Write out the records below once more, exactly as they stand.

>>

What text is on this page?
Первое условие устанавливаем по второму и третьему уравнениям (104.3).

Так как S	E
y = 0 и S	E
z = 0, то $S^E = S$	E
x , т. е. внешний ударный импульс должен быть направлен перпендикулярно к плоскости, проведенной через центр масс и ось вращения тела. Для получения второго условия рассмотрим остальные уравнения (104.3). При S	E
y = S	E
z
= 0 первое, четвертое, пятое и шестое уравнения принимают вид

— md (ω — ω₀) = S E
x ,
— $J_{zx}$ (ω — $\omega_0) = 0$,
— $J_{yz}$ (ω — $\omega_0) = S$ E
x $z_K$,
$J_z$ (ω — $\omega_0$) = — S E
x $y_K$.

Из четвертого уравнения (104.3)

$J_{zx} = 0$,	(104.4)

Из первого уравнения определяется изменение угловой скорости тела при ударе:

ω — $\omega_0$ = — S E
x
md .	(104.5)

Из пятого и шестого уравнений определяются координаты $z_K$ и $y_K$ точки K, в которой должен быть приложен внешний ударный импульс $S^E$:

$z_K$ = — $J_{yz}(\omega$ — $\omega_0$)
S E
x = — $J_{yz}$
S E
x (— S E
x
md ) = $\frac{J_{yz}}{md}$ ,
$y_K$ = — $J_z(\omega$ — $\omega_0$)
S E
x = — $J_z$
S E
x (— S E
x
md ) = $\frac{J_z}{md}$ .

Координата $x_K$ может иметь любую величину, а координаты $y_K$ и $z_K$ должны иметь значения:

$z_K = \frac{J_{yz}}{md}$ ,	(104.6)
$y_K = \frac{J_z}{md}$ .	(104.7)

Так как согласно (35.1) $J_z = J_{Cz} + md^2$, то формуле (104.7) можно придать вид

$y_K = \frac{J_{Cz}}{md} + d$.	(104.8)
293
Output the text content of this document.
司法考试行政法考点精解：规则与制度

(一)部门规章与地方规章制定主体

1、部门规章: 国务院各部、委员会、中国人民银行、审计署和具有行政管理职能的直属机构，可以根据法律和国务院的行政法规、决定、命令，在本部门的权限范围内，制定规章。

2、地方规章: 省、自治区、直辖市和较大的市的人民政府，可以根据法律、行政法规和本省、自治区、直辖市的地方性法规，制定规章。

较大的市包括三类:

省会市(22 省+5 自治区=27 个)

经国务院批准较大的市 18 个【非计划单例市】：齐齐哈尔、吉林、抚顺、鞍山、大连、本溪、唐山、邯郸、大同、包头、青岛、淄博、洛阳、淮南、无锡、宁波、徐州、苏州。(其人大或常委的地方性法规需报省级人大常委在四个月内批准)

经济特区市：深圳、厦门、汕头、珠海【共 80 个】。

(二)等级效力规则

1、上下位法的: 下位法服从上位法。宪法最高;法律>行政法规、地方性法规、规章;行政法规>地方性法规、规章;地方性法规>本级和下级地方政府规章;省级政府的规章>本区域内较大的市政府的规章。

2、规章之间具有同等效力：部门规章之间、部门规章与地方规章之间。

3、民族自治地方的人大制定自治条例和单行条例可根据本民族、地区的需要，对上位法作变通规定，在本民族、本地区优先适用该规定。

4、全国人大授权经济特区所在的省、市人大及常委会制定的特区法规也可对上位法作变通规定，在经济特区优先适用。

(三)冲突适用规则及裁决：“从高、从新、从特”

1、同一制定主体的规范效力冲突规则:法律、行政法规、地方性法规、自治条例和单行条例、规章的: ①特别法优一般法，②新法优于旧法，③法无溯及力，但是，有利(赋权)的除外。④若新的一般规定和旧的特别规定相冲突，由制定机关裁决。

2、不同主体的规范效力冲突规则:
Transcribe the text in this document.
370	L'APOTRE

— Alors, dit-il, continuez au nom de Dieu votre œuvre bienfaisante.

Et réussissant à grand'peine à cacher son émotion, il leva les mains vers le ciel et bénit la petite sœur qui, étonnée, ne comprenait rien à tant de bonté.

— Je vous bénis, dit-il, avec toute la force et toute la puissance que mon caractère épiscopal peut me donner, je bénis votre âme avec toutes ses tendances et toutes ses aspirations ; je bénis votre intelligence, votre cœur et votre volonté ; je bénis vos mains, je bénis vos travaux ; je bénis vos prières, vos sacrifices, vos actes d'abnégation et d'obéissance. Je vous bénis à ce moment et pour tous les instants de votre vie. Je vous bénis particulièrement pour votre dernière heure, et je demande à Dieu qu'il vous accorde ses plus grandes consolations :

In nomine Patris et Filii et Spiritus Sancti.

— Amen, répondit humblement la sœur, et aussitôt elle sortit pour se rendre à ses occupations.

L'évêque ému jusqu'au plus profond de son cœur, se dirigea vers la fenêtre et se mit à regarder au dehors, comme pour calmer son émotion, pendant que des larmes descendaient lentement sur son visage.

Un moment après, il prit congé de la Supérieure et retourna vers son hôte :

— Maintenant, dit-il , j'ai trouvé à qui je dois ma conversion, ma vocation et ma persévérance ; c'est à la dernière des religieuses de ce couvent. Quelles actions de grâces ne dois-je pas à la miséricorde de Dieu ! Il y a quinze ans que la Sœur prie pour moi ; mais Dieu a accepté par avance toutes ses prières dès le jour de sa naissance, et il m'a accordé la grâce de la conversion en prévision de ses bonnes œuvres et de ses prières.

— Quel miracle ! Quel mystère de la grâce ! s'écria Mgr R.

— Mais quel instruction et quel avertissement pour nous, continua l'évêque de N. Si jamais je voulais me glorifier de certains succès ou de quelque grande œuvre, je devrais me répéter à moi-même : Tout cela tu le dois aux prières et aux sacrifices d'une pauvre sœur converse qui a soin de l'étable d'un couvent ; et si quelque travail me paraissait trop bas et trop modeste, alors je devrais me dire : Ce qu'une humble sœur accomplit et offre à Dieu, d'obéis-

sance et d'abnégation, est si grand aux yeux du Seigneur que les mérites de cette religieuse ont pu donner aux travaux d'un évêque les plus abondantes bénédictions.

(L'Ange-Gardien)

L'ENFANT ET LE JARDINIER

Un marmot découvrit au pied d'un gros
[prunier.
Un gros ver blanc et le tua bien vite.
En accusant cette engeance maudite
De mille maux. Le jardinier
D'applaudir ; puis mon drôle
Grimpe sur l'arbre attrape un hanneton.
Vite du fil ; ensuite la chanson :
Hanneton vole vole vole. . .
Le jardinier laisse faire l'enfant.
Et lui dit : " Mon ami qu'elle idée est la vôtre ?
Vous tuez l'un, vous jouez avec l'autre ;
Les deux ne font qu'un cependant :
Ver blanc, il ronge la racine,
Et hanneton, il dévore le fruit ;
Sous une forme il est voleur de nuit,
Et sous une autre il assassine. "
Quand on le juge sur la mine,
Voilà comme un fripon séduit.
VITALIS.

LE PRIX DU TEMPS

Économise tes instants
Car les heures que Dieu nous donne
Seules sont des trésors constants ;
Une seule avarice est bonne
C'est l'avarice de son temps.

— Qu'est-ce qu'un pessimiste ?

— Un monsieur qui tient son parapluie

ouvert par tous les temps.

<<

> [CORRECT OUTPUT]
What text is on this page?
Первое условие устанавливаем по второму и третьему уравнениям (104.3).

Так как S	E
y = 0 и S	E
z = 0, то $S^E = S$	E
x , т. е. внешний ударный импульс должен быть направлен перпендикулярно к плоскости, проведенной через центр масс и ось вращения тела. Для получения второго условия рассмотрим остальные уравнения (104.3). При S	E
y = S	E
z
= 0 первое, четвертое, пятое и шестое уравнения принимают вид

— md (ω — ω₀) = S E
x ,
— $J_{zx}$ (ω — $\omega_0) = 0$,
— $J_{yz}$ (ω — $\omega_0) = S$ E
x $z_K$,
$J_z$ (ω — $\omega_0$) = — S E
x $y_K$.

Из четвертого уравнения (104.3)

$J_{zx} = 0$,	(104.4)

Из первого уравнения определяется изменение угловой скорости тела при ударе:

ω — $\omega_0$ = — S E
x
md .	(104.5)

Из пятого и шестого уравнений определяются координаты $z_K$ и $y_K$ точки K, в которой должен быть приложен внешний ударный импульс $S^E$:

$z_K$ = — $J_{yz}(\omega$ — $\omega_0$)
S E
x = — $J_{yz}$
S E
x (— S E
x
md ) = $\frac{J_{yz}}{md}$ ,
$y_K$ = — $J_z(\omega$ — $\omega_0$)
S E
x = — $J_z$
S E
x (— S E
x
md ) = $\frac{J_z}{md}$ .

Координата $x_K$ может иметь любую величину, а координаты $y_K$ и $z_K$ должны иметь значения:

$z_K = \frac{J_{yz}}{md}$ ,	(104.6)
$y_K = \frac{J_z}{md}$ .	(104.7)

Так как согласно (35.1) $J_z = J_{Cz} + md^2$, то формуле (104.7) можно придать вид

$y_K = \frac{J_{Cz}}{md} + d$.	(104.8)
293
Output the text content of this document.
司法考试行政法考点精解：规则与制度

(一)部门规章与地方规章制定主体

1、部门规章: 国务院各部、委员会、中国人民银行、审计署和具有行政管理职能的直属机构，可以根据法律和国务院的行政法规、决定、命令，在本部门的权限范围内，制定规章。

2、地方规章: 省、自治区、直辖市和较大的市的人民政府，可以根据法律、行政法规和本省、自治区、直辖市的地方性法规，制定规章。

较大的市包括三类:

省会市(22 省+5 自治区=27 个)

经国务院批准较大的市 18 个【非计划单例市】：齐齐哈尔、吉林、抚顺、鞍山、大连、本溪、唐山、邯郸、大同、包头、青岛、淄博、洛阳、淮南、无锡、宁波、徐州、苏州。(其人大或常委的地方性法规需报省级人大常委在四个月内批准)

经济特区市：深圳、厦门、汕头、珠海【共 80 个】。

(二)等级效力规则

1、上下位法的: 下位法服从上位法。宪法最高;法律>行政法规、地方性法规、规章;行政法规>地方性法规、规章;地方性法规>本级和下级地方政府规章;省级政府的规章>本区域内较大的市政府的规章。

2、规章之间具有同等效力：部门规章之间、部门规章与地方规章之间。

3、民族自治地方的人大制定自治条例和单行条例可根据本民族、地区的需要，对上位法作变通规定，在本民族、本地区优先适用该规定。

4、全国人大授权经济特区所在的省、市人大及常委会制定的特区法规也可对上位法作变通规定，在经济特区优先适用。

(三)冲突适用规则及裁决：“从高、从新、从特”

1、同一制定主体的规范效力冲突规则:法律、行政法规、地方性法规、自治条例和单行条例、规章的: ①特别法优一般法，②新法优于旧法，③法无溯及力，但是，有利(赋权)的除外。④若新的一般规定和旧的特别规定相冲突，由制定机关裁决。

2、不同主体的规范效力冲突规则:
Transcribe the text in this document.
370	L'APOTRE

— Alors, dit-il, continuez au nom de Dieu votre œuvre bienfaisante.

Et réussissant à grand'peine à cacher son émotion, il leva les mains vers le ciel et bénit la petite sœur qui, étonnée, ne comprenait rien à tant de bonté.

— Je vous bénis, dit-il, avec toute la force et toute la puissance que mon caractère épiscopal peut me donner, je bénis votre âme avec toutes ses tendances et toutes ses aspirations ; je bénis votre intelligence, votre cœur et votre volonté ; je bénis vos mains, je bénis vos travaux ; je bénis vos prières, vos sacrifices, vos actes d'abnégation et d'obéissance. Je vous bénis à ce moment et pour tous les instants de votre vie. Je vous bénis particulièrement pour votre dernière heure, et je demande à Dieu qu'il vous accorde ses plus grandes consolations :

In nomine Patris et Filii et Spiritus Sancti.

— Amen, répondit humblement la sœur, et aussitôt elle sortit pour se rendre à ses occupations.

L'évêque ému jusqu'au plus profond de son cœur, se dirigea vers la fenêtre et se mit à regarder au dehors, comme pour calmer son émotion, pendant que des larmes descendaient lentement sur son visage.

Un moment après, il prit congé de la Supérieure et retourna vers son hôte :

— Maintenant, dit-il , j'ai trouvé à qui je dois ma conversion, ma vocation et ma persévérance ; c'est à la dernière des religieuses de ce couvent. Quelles actions de grâces ne dois-je pas à la miséricorde de Dieu ! Il y a quinze ans que la Sœur prie pour moi ; mais Dieu a accepté par avance toutes ses prières dès le jour de sa naissance, et il m'a accordé la grâce de la conversion en prévision de ses bonnes œuvres et de ses prières.

— Quel miracle ! Quel mystère de la grâce ! s'écria Mgr R.

— Mais quel instruction et quel avertissement pour nous, continua l'évêque de N. Si jamais je voulais me glorifier de certains succès ou de quelque grande œuvre, je devrais me répéter à moi-même : Tout cela tu le dois aux prières et aux sacrifices d'une pauvre sœur converse qui a soin de l'étable d'un couvent ; et si quelque travail me paraissait trop bas et trop modeste, alors je devrais me dire : Ce qu'une humble sœur accomplit et offre à Dieu, d'obéis-

sance et d'abnégation, est si grand aux yeux du Seigneur que les mérites de cette religieuse ont pu donner aux travaux d'un évêque les plus abondantes bénédictions.

(L'Ange-Gardien)

L'ENFANT ET LE JARDINIER

Un marmot découvrit au pied d'un gros
[prunier.
Un gros ver blanc et le tua bien vite.
En accusant cette engeance maudite
De mille maux. Le jardinier
D'applaudir ; puis mon drôle
Grimpe sur l'arbre attrape un hanneton.
Vite du fil ; ensuite la chanson :
Hanneton vole vole vole. . .
Le jardinier laisse faire l'enfant.
Et lui dit : " Mon ami qu'elle idée est la vôtre ?
Vous tuez l'un, vous jouez avec l'autre ;
Les deux ne font qu'un cependant :
Ver blanc, il ronge la racine,
Et hanneton, il dévore le fruit ;
Sous une forme il est voleur de nuit,
Et sous une autre il assassine. "
Quand on le juge sur la mine,
Voilà comme un fripon séduit.
VITALIS.

LE PRIX DU TEMPS

Économise tes instants
Car les heures que Dieu nous donne
Seules sont des trésors constants ;
Une seule avarice est bonne
C'est l'avarice de son temps.

— Qu'est-ce qu'un pessimiste ?

— Un monsieur qui tient son parapluie

ouvert par tous les temps.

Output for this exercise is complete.